*Do this*
Every line of the data must be copied exactly.

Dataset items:
============================================================

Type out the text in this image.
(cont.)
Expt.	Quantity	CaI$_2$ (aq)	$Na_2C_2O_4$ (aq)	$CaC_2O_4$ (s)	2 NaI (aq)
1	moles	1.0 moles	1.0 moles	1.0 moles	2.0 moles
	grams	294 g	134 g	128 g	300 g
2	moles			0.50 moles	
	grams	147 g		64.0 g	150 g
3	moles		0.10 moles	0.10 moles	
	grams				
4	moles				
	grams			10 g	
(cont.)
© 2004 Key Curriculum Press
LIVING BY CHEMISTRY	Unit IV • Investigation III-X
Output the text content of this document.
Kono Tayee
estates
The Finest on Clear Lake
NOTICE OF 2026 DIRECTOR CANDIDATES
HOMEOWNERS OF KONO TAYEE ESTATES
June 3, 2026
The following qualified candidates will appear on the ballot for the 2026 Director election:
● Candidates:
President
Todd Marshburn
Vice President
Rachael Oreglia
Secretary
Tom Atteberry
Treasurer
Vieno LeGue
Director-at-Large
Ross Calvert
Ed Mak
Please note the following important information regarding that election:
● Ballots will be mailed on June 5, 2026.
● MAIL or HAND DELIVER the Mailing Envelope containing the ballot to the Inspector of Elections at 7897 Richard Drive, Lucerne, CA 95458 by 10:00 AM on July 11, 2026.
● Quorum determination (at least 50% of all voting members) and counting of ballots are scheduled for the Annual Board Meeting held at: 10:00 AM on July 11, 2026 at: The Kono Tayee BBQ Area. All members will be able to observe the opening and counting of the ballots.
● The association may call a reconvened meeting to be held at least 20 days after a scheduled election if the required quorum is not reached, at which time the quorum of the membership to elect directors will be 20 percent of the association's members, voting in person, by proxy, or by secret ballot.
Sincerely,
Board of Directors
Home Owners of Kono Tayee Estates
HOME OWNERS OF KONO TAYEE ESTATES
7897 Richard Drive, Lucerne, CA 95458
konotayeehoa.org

============================================================

*The solution*
Type out the text in this image.
(cont.)
Expt.	Quantity	CaI$_2$ (aq)	$Na_2C_2O_4$ (aq)	$CaC_2O_4$ (s)	2 NaI (aq)
1	moles	1.0 moles	1.0 moles	1.0 moles	2.0 moles
	grams	294 g	134 g	128 g	300 g
2	moles			0.50 moles	
	grams	147 g		64.0 g	150 g
3	moles		0.10 moles	0.10 moles	
	grams				
4	moles				
	grams			10 g	
(cont.)
© 2004 Key Curriculum Press
LIVING BY CHEMISTRY	Unit IV • Investigation III-X
Output the text content of this document.
Kono Tayee
estates
The Finest on Clear Lake
NOTICE OF 2026 DIRECTOR CANDIDATES
HOMEOWNERS OF KONO TAYEE ESTATES
June 3, 2026
The following qualified candidates will appear on the ballot for the 2026 Director election:
● Candidates:
President
Todd Marshburn
Vice President
Rachael Oreglia
Secretary
Tom Atteberry
Treasurer
Vieno LeGue
Director-at-Large
Ross Calvert
Ed Mak
Please note the following important information regarding that election:
● Ballots will be mailed on June 5, 2026.
● MAIL or HAND DELIVER the Mailing Envelope containing the ballot to the Inspector of Elections at 7897 Richard Drive, Lucerne, CA 95458 by 10:00 AM on July 11, 2026.
● Quorum determination (at least 50% of all voting members) and counting of ballots are scheduled for the Annual Board Meeting held at: 10:00 AM on July 11, 2026 at: The Kono Tayee BBQ Area. All members will be able to observe the opening and counting of the ballots.
● The association may call a reconvened meeting to be held at least 20 days after a scheduled election if the required quorum is not reached, at which time the quorum of the membership to elect directors will be 20 percent of the association's members, voting in person, by proxy, or by secret ballot.
Sincerely,
Board of Directors
Home Owners of Kono Tayee Estates
HOME OWNERS OF KONO TAYEE ESTATES
7897 Richard Drive, Lucerne, CA 95458
konotayeehoa.org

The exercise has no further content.